(Dataset rows)
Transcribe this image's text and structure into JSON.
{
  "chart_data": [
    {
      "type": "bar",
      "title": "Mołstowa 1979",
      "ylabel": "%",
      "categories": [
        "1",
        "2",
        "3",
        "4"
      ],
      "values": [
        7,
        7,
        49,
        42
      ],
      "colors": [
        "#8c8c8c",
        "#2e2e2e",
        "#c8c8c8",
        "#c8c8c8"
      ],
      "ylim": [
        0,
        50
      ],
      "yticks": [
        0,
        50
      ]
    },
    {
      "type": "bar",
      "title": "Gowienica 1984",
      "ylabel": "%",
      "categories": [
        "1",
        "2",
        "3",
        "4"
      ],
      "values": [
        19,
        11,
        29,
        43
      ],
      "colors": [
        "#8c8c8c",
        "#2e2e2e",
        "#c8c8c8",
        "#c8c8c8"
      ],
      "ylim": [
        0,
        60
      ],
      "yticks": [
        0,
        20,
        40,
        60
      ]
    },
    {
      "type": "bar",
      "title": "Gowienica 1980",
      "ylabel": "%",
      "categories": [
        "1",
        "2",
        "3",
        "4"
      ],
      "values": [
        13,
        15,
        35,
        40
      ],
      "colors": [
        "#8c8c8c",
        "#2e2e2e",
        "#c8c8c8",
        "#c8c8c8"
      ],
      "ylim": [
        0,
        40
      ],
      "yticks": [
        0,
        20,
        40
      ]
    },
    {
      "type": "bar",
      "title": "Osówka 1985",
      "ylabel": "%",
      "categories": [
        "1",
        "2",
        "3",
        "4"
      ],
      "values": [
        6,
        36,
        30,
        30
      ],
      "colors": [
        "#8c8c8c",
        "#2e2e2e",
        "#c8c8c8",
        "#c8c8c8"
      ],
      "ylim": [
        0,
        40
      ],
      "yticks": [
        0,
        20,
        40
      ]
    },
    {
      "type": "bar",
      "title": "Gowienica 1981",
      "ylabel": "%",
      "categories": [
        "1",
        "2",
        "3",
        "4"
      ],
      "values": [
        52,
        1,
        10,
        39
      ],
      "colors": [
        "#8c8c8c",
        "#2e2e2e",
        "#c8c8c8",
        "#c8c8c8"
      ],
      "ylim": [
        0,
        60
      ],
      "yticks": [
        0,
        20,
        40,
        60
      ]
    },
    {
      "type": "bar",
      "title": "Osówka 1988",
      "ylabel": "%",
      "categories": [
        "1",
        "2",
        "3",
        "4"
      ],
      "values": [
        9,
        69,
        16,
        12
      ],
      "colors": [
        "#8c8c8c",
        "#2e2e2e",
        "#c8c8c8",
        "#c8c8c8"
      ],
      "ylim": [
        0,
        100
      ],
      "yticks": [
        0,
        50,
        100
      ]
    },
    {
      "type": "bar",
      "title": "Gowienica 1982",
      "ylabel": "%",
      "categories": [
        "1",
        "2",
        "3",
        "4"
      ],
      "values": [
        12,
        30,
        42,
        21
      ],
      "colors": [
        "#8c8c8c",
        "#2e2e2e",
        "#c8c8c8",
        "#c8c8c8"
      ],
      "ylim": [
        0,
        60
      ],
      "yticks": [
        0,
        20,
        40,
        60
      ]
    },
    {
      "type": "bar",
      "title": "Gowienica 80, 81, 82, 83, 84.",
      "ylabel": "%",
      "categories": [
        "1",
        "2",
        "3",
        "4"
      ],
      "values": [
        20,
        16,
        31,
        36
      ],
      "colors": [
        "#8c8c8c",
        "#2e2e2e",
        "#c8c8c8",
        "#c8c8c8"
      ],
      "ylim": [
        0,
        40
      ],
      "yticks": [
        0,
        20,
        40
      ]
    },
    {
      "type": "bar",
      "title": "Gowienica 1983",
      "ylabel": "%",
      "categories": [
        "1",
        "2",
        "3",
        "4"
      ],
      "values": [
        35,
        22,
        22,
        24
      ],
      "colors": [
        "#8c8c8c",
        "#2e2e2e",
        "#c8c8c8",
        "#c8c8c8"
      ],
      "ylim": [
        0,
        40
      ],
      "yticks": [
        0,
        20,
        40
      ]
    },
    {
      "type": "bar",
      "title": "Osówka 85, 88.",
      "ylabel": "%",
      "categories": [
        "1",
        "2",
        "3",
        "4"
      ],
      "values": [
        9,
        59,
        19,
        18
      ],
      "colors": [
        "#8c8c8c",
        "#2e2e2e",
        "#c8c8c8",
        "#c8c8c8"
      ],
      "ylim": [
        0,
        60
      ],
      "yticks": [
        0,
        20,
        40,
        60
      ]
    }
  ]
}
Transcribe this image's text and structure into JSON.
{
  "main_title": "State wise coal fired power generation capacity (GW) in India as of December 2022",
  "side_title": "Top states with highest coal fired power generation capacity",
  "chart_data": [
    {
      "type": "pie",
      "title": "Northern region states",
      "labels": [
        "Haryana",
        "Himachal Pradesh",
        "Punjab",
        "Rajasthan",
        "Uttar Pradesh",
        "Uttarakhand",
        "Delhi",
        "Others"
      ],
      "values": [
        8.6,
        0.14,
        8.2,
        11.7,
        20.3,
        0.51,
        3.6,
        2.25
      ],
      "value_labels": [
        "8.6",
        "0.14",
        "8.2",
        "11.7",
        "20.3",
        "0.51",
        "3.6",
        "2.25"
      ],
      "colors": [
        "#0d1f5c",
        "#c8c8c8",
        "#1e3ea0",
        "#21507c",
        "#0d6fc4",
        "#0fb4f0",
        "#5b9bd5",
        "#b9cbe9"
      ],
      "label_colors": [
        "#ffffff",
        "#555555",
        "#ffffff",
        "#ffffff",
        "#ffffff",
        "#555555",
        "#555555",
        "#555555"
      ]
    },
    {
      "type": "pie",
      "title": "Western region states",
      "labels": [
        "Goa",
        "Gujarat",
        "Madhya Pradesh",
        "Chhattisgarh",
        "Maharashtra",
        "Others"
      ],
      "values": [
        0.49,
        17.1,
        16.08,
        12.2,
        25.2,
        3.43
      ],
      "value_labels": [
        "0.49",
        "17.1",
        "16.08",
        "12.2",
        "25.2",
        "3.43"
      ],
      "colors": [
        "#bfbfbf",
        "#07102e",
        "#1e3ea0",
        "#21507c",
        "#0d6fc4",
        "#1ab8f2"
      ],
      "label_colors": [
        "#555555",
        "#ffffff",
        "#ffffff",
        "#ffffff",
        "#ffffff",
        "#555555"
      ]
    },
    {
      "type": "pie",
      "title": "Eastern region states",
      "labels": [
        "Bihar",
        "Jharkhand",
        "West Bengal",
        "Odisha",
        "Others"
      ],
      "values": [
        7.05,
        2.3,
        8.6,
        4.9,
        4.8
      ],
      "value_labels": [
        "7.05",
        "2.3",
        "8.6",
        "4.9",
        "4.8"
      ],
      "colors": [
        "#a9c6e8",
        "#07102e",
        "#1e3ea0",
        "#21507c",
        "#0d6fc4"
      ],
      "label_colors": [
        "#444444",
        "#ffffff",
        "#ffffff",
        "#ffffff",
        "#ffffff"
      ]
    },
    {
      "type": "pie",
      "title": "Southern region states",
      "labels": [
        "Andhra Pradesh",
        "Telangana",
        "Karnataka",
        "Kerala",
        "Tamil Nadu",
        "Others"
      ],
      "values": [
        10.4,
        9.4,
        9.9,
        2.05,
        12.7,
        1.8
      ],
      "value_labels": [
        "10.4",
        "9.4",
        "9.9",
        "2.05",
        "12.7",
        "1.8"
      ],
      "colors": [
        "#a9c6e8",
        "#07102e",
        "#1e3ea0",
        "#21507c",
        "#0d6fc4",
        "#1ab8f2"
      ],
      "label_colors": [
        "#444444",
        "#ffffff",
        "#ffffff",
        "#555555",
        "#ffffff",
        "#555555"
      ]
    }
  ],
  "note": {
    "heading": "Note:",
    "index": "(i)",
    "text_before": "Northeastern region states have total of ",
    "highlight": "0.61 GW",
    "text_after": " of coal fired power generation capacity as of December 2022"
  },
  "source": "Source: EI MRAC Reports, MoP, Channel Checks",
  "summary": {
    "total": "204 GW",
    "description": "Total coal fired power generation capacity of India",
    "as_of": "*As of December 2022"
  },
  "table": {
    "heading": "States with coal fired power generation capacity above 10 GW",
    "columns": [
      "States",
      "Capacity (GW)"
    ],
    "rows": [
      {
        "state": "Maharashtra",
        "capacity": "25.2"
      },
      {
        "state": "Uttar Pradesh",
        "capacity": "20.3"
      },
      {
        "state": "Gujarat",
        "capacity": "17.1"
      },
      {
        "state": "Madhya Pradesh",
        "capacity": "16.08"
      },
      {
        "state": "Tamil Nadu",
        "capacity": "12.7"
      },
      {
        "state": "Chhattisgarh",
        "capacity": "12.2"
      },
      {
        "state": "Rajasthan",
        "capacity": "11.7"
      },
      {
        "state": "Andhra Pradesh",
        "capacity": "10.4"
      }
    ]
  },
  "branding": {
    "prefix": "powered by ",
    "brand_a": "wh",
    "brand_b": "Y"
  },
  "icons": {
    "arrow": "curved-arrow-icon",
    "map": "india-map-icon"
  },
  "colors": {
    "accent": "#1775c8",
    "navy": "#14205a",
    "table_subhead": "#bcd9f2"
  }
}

> [Written request]:
Isolate the lines that hold the word "Andhra" and copy all of them.

> [Correct output]:
        "Andhra Pradesh",
        "state": "Andhra Pradesh",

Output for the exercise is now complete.